'''

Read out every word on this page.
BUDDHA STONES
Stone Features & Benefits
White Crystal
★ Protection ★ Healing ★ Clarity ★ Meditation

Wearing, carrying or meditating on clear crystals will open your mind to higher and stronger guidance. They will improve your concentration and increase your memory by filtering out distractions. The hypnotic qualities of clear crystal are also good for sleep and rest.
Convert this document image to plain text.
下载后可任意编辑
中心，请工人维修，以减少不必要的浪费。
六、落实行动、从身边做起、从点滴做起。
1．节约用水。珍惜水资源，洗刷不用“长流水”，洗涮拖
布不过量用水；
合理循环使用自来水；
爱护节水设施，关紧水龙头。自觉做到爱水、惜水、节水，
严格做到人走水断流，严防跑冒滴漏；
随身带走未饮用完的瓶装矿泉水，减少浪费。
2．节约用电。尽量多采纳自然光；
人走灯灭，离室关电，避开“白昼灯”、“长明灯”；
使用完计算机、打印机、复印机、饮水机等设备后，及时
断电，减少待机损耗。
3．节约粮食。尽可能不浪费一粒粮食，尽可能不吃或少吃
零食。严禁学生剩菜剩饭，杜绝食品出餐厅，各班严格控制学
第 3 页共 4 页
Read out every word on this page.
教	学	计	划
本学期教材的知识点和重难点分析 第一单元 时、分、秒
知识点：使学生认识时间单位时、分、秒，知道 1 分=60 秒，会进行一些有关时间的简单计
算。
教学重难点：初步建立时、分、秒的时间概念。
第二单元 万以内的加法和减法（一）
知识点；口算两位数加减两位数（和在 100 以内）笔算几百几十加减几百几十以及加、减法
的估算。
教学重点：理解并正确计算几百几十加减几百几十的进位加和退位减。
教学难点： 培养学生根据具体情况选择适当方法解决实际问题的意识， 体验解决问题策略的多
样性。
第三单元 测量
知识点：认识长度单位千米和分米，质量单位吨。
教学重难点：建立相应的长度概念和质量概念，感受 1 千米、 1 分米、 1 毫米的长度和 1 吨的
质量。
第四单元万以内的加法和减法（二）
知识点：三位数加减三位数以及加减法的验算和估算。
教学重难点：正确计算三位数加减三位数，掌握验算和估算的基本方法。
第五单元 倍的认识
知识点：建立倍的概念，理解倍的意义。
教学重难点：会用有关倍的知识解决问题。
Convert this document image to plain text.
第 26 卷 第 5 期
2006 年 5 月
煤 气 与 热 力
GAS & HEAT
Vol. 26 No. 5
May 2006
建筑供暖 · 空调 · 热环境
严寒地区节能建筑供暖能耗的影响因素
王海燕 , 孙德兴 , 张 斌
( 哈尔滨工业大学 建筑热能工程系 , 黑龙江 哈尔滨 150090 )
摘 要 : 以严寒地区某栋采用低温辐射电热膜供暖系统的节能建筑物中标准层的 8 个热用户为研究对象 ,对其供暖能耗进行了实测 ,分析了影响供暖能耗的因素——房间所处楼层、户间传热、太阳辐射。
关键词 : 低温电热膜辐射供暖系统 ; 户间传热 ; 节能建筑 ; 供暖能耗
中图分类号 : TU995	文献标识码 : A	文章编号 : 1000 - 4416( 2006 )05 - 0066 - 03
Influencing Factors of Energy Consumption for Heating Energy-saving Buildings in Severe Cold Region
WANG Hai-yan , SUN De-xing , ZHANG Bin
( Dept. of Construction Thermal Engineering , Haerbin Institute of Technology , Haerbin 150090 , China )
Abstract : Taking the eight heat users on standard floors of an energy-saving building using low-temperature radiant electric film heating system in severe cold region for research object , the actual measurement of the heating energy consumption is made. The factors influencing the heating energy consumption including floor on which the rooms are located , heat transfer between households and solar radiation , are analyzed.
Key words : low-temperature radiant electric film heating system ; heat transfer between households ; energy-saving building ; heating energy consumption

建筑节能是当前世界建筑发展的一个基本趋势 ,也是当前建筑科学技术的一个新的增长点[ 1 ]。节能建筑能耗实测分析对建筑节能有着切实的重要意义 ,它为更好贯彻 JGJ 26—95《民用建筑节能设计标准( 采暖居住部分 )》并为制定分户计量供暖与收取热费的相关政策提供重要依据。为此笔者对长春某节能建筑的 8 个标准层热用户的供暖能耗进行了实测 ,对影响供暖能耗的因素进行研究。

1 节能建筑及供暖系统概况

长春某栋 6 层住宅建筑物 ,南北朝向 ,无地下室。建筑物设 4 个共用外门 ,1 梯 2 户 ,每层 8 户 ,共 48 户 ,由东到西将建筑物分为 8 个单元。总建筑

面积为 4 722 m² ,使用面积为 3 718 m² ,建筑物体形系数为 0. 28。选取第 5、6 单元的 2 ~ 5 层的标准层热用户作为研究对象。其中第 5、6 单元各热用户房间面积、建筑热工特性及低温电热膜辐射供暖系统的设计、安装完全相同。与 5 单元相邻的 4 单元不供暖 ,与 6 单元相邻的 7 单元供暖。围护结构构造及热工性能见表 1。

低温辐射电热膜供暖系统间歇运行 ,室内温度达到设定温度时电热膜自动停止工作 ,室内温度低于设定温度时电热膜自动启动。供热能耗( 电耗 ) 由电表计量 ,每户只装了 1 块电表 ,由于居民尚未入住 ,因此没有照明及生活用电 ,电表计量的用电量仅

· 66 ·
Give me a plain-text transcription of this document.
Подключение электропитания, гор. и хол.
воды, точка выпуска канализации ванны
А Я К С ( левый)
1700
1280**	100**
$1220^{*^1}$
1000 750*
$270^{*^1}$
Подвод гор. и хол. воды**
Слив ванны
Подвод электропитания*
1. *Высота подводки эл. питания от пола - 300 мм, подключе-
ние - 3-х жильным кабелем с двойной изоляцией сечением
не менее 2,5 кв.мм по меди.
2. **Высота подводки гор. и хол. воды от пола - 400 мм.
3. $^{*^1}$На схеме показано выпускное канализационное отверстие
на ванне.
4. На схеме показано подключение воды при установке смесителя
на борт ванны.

'''

In the data above, count the lines where the word "户间传热" appears; reply with the number only.

2